__Entries shown__:

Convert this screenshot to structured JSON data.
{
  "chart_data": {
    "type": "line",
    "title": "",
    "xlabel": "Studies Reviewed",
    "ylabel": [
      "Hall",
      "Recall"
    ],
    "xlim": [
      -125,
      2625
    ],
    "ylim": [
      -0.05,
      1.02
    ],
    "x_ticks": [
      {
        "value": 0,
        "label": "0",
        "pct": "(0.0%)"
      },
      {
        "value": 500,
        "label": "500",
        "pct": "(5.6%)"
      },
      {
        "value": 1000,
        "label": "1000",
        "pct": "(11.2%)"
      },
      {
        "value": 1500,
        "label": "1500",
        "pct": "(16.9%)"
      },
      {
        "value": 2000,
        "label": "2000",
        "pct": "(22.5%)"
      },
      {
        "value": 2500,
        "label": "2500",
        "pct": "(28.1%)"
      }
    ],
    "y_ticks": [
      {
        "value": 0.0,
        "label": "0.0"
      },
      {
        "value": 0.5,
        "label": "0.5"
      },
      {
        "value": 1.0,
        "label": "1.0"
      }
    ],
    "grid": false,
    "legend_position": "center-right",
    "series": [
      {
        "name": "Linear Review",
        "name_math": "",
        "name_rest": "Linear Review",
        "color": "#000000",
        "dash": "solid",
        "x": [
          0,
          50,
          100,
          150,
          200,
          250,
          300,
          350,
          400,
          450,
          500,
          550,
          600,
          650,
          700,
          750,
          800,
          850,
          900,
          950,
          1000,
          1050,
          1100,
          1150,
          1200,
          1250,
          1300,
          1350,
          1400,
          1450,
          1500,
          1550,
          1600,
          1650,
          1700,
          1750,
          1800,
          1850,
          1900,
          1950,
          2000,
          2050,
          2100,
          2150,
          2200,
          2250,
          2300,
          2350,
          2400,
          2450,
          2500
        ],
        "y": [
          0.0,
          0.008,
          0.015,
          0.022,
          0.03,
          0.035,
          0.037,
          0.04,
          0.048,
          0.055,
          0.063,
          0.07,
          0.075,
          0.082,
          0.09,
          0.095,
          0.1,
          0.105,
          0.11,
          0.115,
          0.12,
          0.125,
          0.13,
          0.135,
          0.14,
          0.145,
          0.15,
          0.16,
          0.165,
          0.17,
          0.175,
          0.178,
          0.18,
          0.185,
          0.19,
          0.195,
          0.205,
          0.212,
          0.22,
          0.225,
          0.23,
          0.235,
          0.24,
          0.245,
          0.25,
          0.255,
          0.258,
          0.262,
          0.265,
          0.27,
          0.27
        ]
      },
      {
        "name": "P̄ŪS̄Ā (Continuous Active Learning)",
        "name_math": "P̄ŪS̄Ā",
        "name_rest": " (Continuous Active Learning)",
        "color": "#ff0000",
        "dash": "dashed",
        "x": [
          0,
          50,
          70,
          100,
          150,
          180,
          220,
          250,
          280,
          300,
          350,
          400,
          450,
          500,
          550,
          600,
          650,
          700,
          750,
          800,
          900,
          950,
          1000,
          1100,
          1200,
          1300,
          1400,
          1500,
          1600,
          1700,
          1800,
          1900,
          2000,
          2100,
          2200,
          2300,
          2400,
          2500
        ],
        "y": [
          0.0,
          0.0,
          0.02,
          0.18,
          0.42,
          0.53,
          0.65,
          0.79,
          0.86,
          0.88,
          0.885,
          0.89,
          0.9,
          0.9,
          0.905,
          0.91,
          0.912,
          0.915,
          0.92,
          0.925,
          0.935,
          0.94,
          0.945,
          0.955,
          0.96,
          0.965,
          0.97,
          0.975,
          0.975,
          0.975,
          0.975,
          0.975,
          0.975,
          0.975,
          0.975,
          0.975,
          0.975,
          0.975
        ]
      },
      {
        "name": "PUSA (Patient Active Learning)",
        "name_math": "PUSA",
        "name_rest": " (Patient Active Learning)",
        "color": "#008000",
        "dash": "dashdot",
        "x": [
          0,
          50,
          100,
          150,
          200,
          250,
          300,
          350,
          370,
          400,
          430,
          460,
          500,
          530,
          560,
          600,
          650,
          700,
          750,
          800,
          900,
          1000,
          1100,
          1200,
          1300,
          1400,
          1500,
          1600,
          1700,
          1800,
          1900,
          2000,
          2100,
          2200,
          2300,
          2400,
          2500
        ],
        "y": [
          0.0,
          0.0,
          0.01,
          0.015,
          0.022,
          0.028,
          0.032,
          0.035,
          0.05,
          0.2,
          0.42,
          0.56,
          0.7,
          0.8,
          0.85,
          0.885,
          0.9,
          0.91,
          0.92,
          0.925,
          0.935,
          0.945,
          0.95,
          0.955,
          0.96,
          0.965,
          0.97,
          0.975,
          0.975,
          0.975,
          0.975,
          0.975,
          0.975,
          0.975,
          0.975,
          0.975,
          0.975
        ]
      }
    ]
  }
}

__Work to be completed__: Return the entries above exactly as they appear.

__Right answer__:
Convert this screenshot to structured JSON data.
{
  "chart_data": {
    "type": "line",
    "title": "",
    "xlabel": "Studies Reviewed",
    "ylabel": [
      "Hall",
      "Recall"
    ],
    "xlim": [
      -125,
      2625
    ],
    "ylim": [
      -0.05,
      1.02
    ],
    "x_ticks": [
      {
        "value": 0,
        "label": "0",
        "pct": "(0.0%)"
      },
      {
        "value": 500,
        "label": "500",
        "pct": "(5.6%)"
      },
      {
        "value": 1000,
        "label": "1000",
        "pct": "(11.2%)"
      },
      {
        "value": 1500,
        "label": "1500",
        "pct": "(16.9%)"
      },
      {
        "value": 2000,
        "label": "2000",
        "pct": "(22.5%)"
      },
      {
        "value": 2500,
        "label": "2500",
        "pct": "(28.1%)"
      }
    ],
    "y_ticks": [
      {
        "value": 0.0,
        "label": "0.0"
      },
      {
        "value": 0.5,
        "label": "0.5"
      },
      {
        "value": 1.0,
        "label": "1.0"
      }
    ],
    "grid": false,
    "legend_position": "center-right",
    "series": [
      {
        "name": "Linear Review",
        "name_math": "",
        "name_rest": "Linear Review",
        "color": "#000000",
        "dash": "solid",
        "x": [
          0,
          50,
          100,
          150,
          200,
          250,
          300,
          350,
          400,
          450,
          500,
          550,
          600,
          650,
          700,
          750,
          800,
          850,
          900,
          950,
          1000,
          1050,
          1100,
          1150,
          1200,
          1250,
          1300,
          1350,
          1400,
          1450,
          1500,
          1550,
          1600,
          1650,
          1700,
          1750,
          1800,
          1850,
          1900,
          1950,
          2000,
          2050,
          2100,
          2150,
          2200,
          2250,
          2300,
          2350,
          2400,
          2450,
          2500
        ],
        "y": [
          0.0,
          0.008,
          0.015,
          0.022,
          0.03,
          0.035,
          0.037,
          0.04,
          0.048,
          0.055,
          0.063,
          0.07,
          0.075,
          0.082,
          0.09,
          0.095,
          0.1,
          0.105,
          0.11,
          0.115,
          0.12,
          0.125,
          0.13,
          0.135,
          0.14,
          0.145,
          0.15,
          0.16,
          0.165,
          0.17,
          0.175,
          0.178,
          0.18,
          0.185,
          0.19,
          0.195,
          0.205,
          0.212,
          0.22,
          0.225,
          0.23,
          0.235,
          0.24,
          0.245,
          0.25,
          0.255,
          0.258,
          0.262,
          0.265,
          0.27,
          0.27
        ]
      },
      {
        "name": "P̄ŪS̄Ā (Continuous Active Learning)",
        "name_math": "P̄ŪS̄Ā",
        "name_rest": " (Continuous Active Learning)",
        "color": "#ff0000",
        "dash": "dashed",
        "x": [
          0,
          50,
          70,
          100,
          150,
          180,
          220,
          250,
          280,
          300,
          350,
          400,
          450,
          500,
          550,
          600,
          650,
          700,
          750,
          800,
          900,
          950,
          1000,
          1100,
          1200,
          1300,
          1400,
          1500,
          1600,
          1700,
          1800,
          1900,
          2000,
          2100,
          2200,
          2300,
          2400,
          2500
        ],
        "y": [
          0.0,
          0.0,
          0.02,
          0.18,
          0.42,
          0.53,
          0.65,
          0.79,
          0.86,
          0.88,
          0.885,
          0.89,
          0.9,
          0.9,
          0.905,
          0.91,
          0.912,
          0.915,
          0.92,
          0.925,
          0.935,
          0.94,
          0.945,
          0.955,
          0.96,
          0.965,
          0.97,
          0.975,
          0.975,
          0.975,
          0.975,
          0.975,
          0.975,
          0.975,
          0.975,
          0.975,
          0.975,
          0.975
        ]
      },
      {
        "name": "PUSA (Patient Active Learning)",
        "name_math": "PUSA",
        "name_rest": " (Patient Active Learning)",
        "color": "#008000",
        "dash": "dashdot",
        "x": [
          0,
          50,
          100,
          150,
          200,
          250,
          300,
          350,
          370,
          400,
          430,
          460,
          500,
          530,
          560,
          600,
          650,
          700,
          750,
          800,
          900,
          1000,
          1100,
          1200,
          1300,
          1400,
          1500,
          1600,
          1700,
          1800,
          1900,
          2000,
          2100,
          2200,
          2300,
          2400,
          2500
        ],
        "y": [
          0.0,
          0.0,
          0.01,
          0.015,
          0.022,
          0.028,
          0.032,
          0.035,
          0.05,
          0.2,
          0.42,
          0.56,
          0.7,
          0.8,
          0.85,
          0.885,
          0.9,
          0.91,
          0.92,
          0.925,
          0.935,
          0.945,
          0.95,
          0.955,
          0.96,
          0.965,
          0.97,
          0.975,
          0.975,
          0.975,
          0.975,
          0.975,
          0.975,
          0.975,
          0.975,
          0.975,
          0.975
        ]
      }
    ]
  }
}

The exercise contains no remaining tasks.